- Dataset excerpts:
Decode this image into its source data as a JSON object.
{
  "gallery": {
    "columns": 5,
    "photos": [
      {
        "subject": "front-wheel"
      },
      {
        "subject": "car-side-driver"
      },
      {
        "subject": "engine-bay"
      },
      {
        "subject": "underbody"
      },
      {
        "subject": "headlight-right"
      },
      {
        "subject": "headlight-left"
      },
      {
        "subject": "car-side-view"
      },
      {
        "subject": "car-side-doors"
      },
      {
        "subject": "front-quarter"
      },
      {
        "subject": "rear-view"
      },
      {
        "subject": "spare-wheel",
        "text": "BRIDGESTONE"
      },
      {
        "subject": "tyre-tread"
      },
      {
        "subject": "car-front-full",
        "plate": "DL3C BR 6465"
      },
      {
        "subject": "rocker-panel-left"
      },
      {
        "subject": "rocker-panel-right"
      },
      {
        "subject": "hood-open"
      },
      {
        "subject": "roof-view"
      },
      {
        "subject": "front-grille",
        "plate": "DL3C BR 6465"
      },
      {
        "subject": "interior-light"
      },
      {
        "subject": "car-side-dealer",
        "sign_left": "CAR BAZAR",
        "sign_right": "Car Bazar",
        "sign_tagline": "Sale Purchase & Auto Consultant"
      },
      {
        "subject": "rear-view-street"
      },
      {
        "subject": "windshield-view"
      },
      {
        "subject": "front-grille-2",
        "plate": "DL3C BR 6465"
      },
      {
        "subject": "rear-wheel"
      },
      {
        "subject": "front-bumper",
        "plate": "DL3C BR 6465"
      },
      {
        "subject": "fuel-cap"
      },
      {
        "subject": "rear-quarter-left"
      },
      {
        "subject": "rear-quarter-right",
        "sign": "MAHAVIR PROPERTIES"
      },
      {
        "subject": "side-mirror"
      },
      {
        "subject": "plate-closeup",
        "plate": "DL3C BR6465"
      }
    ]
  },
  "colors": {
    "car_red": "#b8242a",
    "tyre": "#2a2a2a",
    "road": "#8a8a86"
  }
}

- Written task: Restate each record word for word.

- Response:
Decode this image into its source data as a JSON object.
{
  "gallery": {
    "columns": 5,
    "photos": [
      {
        "subject": "front-wheel"
      },
      {
        "subject": "car-side-driver"
      },
      {
        "subject": "engine-bay"
      },
      {
        "subject": "underbody"
      },
      {
        "subject": "headlight-right"
      },
      {
        "subject": "headlight-left"
      },
      {
        "subject": "car-side-view"
      },
      {
        "subject": "car-side-doors"
      },
      {
        "subject": "front-quarter"
      },
      {
        "subject": "rear-view"
      },
      {
        "subject": "spare-wheel",
        "text": "BRIDGESTONE"
      },
      {
        "subject": "tyre-tread"
      },
      {
        "subject": "car-front-full",
        "plate": "DL3C BR 6465"
      },
      {
        "subject": "rocker-panel-left"
      },
      {
        "subject": "rocker-panel-right"
      },
      {
        "subject": "hood-open"
      },
      {
        "subject": "roof-view"
      },
      {
        "subject": "front-grille",
        "plate": "DL3C BR 6465"
      },
      {
        "subject": "interior-light"
      },
      {
        "subject": "car-side-dealer",
        "sign_left": "CAR BAZAR",
        "sign_right": "Car Bazar",
        "sign_tagline": "Sale Purchase & Auto Consultant"
      },
      {
        "subject": "rear-view-street"
      },
      {
        "subject": "windshield-view"
      },
      {
        "subject": "front-grille-2",
        "plate": "DL3C BR 6465"
      },
      {
        "subject": "rear-wheel"
      },
      {
        "subject": "front-bumper",
        "plate": "DL3C BR 6465"
      },
      {
        "subject": "fuel-cap"
      },
      {
        "subject": "rear-quarter-left"
      },
      {
        "subject": "rear-quarter-right",
        "sign": "MAHAVIR PROPERTIES"
      },
      {
        "subject": "side-mirror"
      },
      {
        "subject": "plate-closeup",
        "plate": "DL3C BR6465"
      }
    ]
  },
  "colors": {
    "car_red": "#b8242a",
    "tyre": "#2a2a2a",
    "road": "#8a8a86"
  }
}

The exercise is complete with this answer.